[begin EXERCISE MATERIALS]
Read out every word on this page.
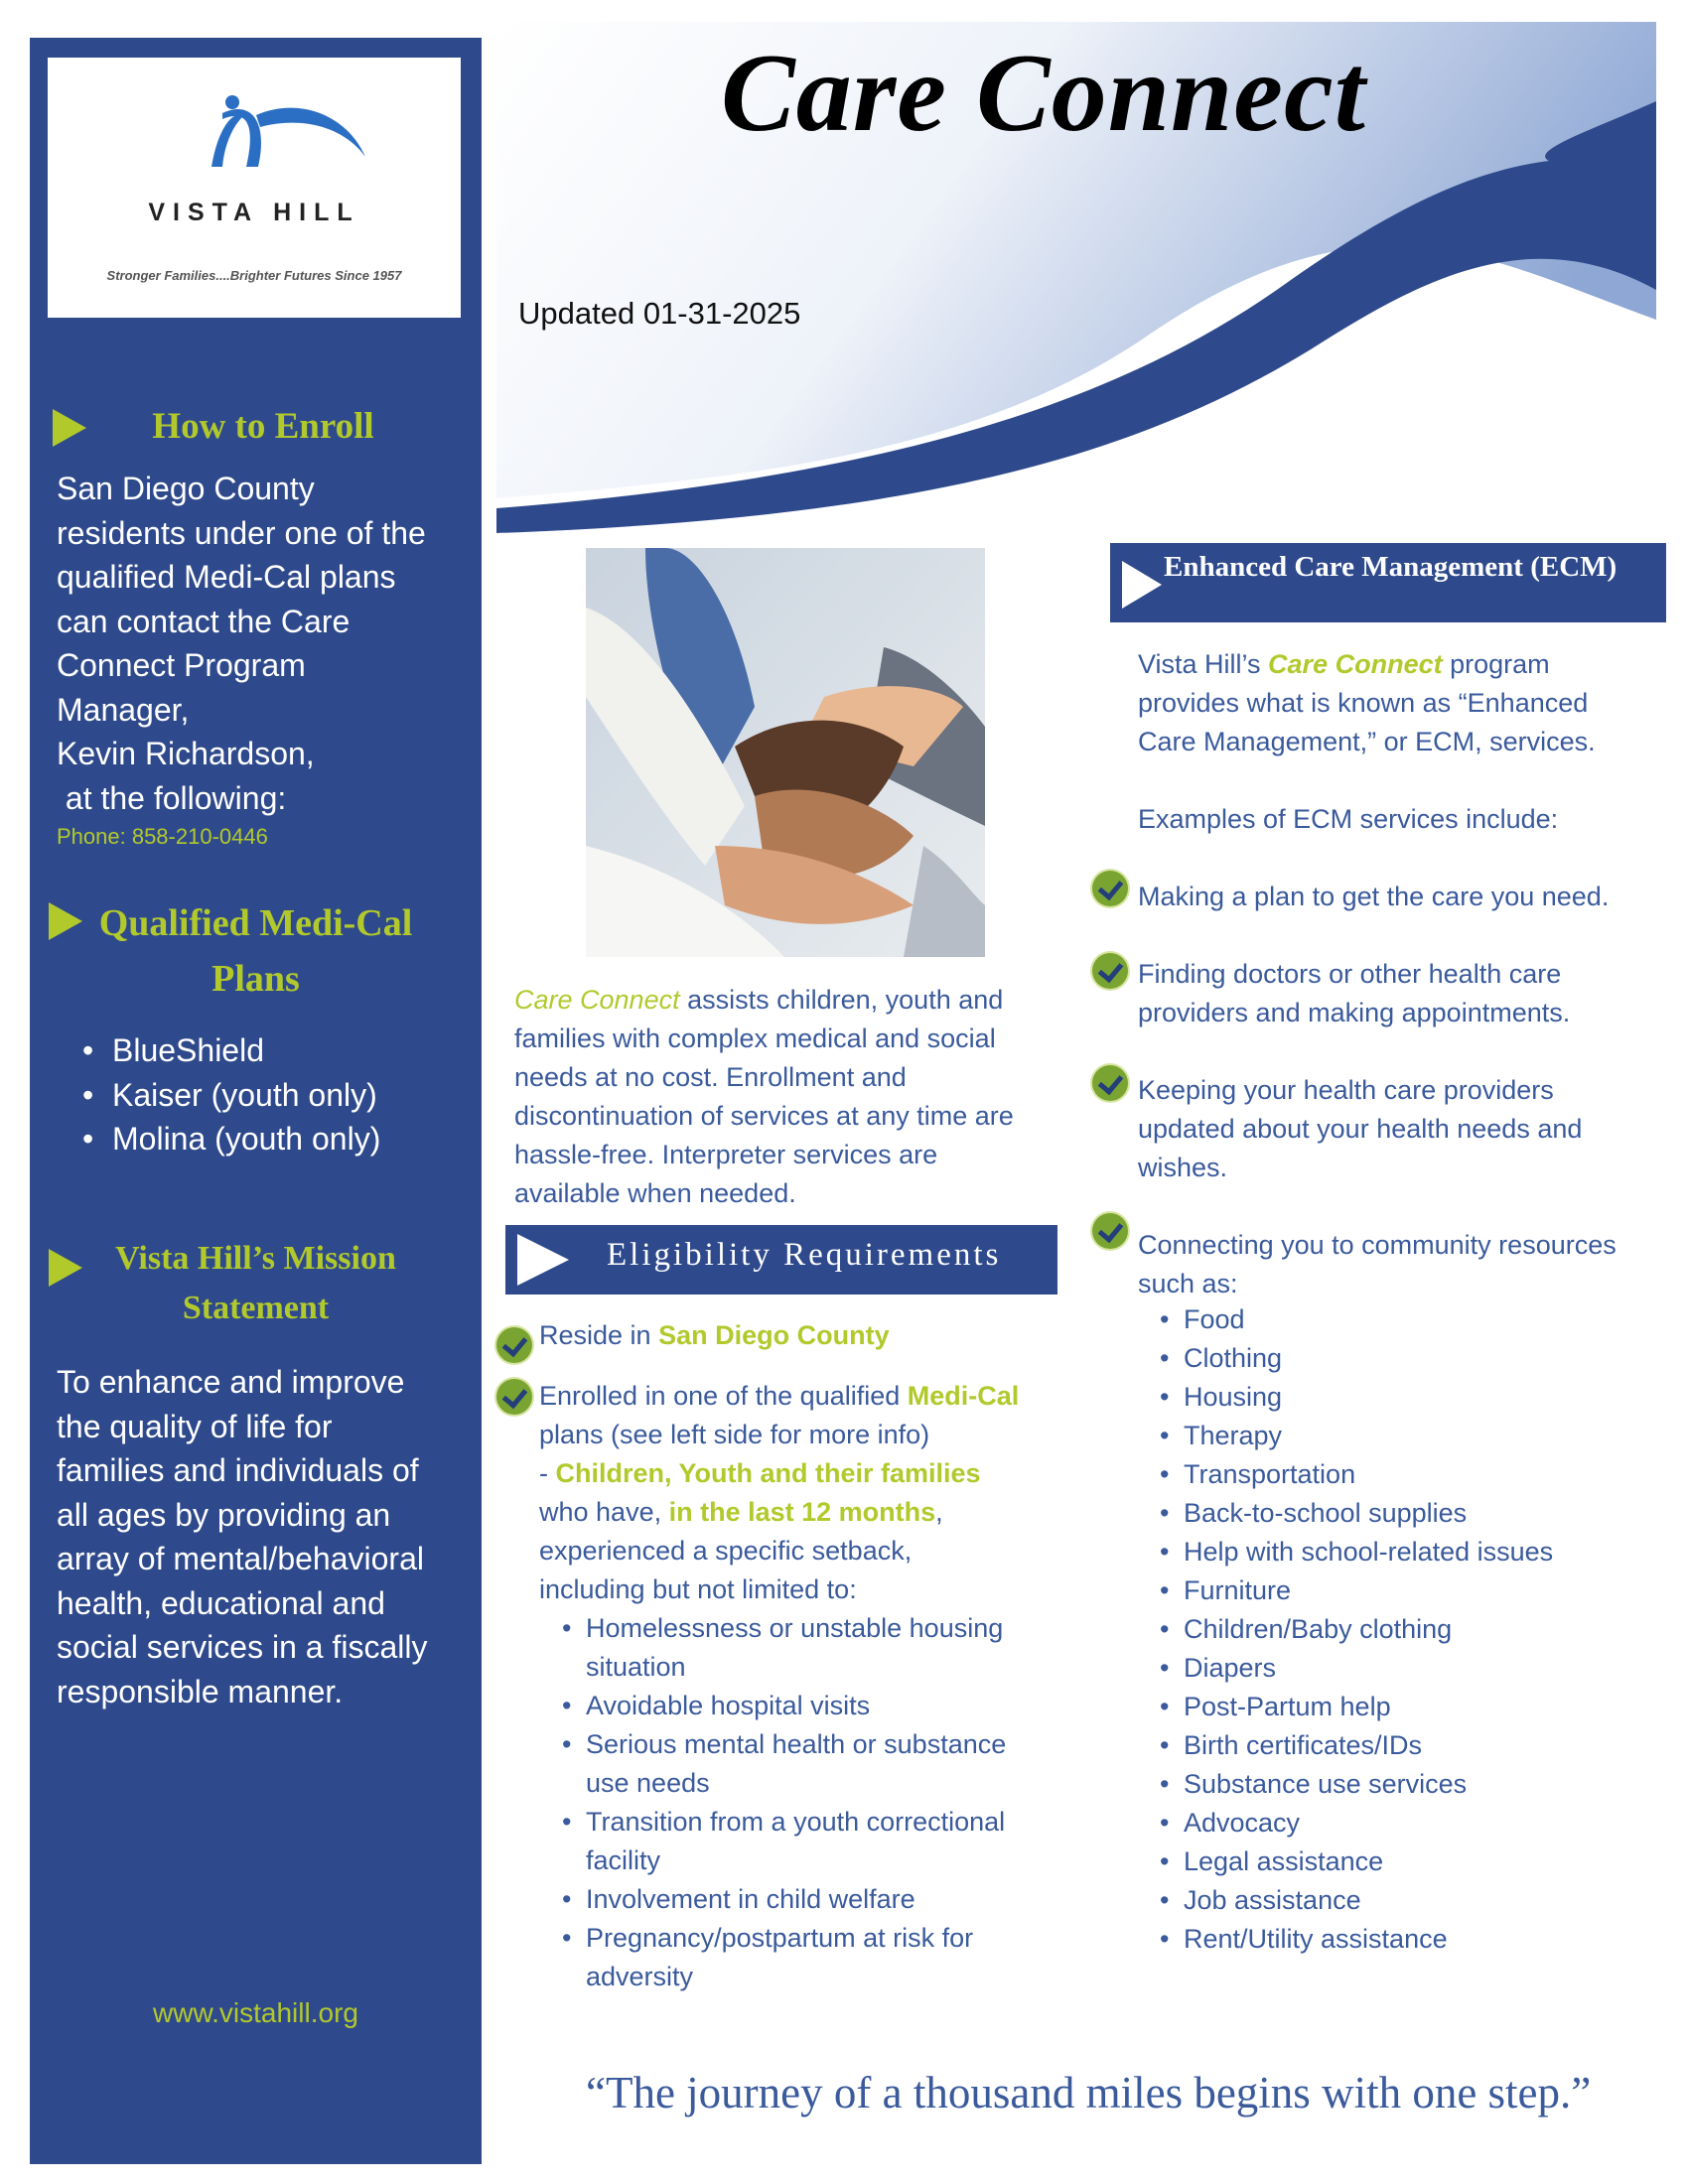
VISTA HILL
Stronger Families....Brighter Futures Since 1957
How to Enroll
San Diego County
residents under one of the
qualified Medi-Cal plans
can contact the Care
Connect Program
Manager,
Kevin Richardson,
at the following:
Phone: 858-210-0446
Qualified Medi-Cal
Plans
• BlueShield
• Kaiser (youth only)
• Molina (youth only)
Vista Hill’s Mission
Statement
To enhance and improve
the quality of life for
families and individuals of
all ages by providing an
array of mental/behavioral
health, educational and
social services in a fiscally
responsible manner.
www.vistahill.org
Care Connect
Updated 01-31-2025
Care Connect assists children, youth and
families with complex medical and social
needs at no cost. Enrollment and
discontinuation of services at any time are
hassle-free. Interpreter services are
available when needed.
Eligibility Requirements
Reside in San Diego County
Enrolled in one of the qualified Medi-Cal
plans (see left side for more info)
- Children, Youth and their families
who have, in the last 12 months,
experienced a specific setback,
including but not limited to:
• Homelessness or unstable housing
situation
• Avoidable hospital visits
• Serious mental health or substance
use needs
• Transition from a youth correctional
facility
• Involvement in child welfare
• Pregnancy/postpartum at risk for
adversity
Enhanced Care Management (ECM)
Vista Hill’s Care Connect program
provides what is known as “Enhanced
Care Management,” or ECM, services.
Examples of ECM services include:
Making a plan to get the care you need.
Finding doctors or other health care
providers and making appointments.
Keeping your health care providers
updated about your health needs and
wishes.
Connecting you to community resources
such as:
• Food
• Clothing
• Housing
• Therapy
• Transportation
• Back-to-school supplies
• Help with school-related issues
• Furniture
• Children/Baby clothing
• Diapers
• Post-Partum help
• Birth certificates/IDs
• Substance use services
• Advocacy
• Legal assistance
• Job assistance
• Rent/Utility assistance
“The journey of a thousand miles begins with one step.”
[end EXERCISE MATERIALS]
[begin EXERCISE MATERIALS]
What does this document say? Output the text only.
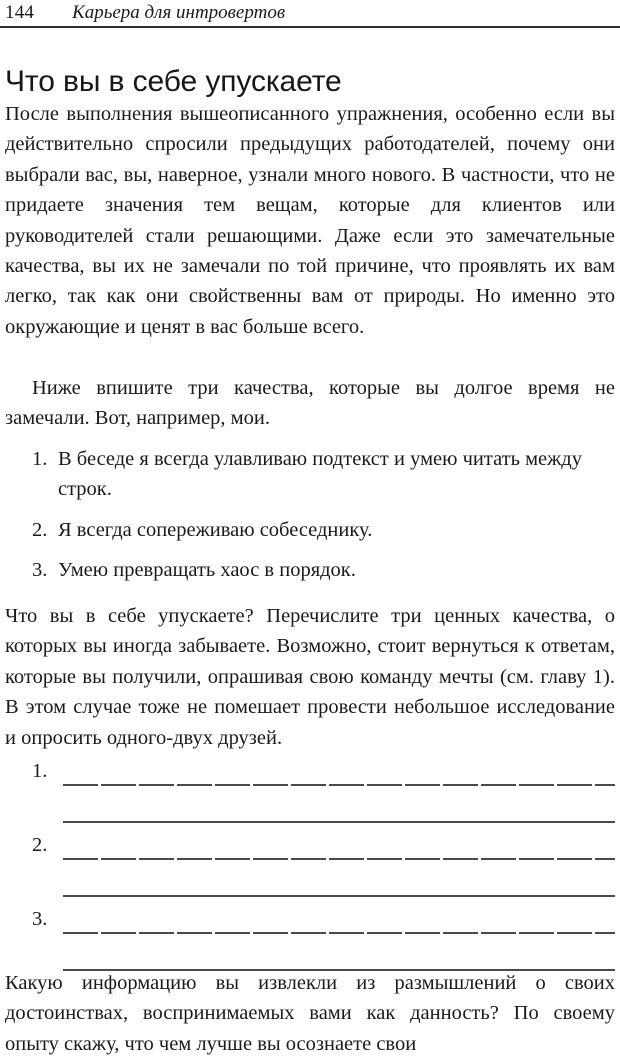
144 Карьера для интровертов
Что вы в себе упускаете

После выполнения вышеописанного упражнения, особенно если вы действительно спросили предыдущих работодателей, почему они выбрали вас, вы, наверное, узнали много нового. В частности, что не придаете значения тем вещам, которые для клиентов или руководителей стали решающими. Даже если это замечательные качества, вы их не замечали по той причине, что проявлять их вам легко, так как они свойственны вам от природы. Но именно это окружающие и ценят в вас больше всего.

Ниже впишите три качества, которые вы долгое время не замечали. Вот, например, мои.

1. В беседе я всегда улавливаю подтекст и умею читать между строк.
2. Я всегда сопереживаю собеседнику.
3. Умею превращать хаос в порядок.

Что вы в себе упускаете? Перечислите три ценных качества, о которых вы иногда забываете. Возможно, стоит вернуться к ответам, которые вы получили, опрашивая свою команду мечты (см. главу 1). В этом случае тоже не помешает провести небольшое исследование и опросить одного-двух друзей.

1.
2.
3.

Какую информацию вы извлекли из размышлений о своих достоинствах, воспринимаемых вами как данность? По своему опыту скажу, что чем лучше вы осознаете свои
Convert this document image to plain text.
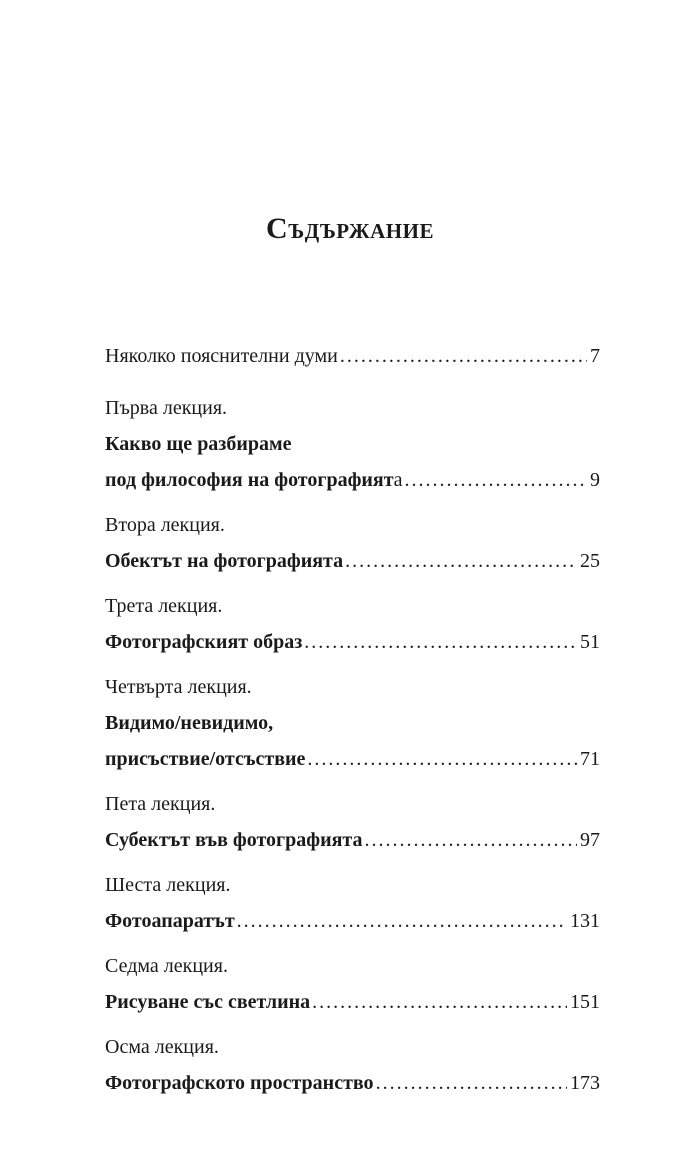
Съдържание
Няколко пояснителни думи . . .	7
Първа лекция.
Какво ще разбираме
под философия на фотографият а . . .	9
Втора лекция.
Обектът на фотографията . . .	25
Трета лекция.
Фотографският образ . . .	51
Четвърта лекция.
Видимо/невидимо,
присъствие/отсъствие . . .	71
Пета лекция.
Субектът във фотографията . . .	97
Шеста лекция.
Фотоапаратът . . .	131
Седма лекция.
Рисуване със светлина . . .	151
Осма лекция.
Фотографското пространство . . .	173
[end EXERCISE MATERIALS]
## THE PROBLEM:
Where a line contains "Management", copy that line.

## IN RESPONSE:
Enhanced Care Management (ECM)
Care Management,” or ECM, services.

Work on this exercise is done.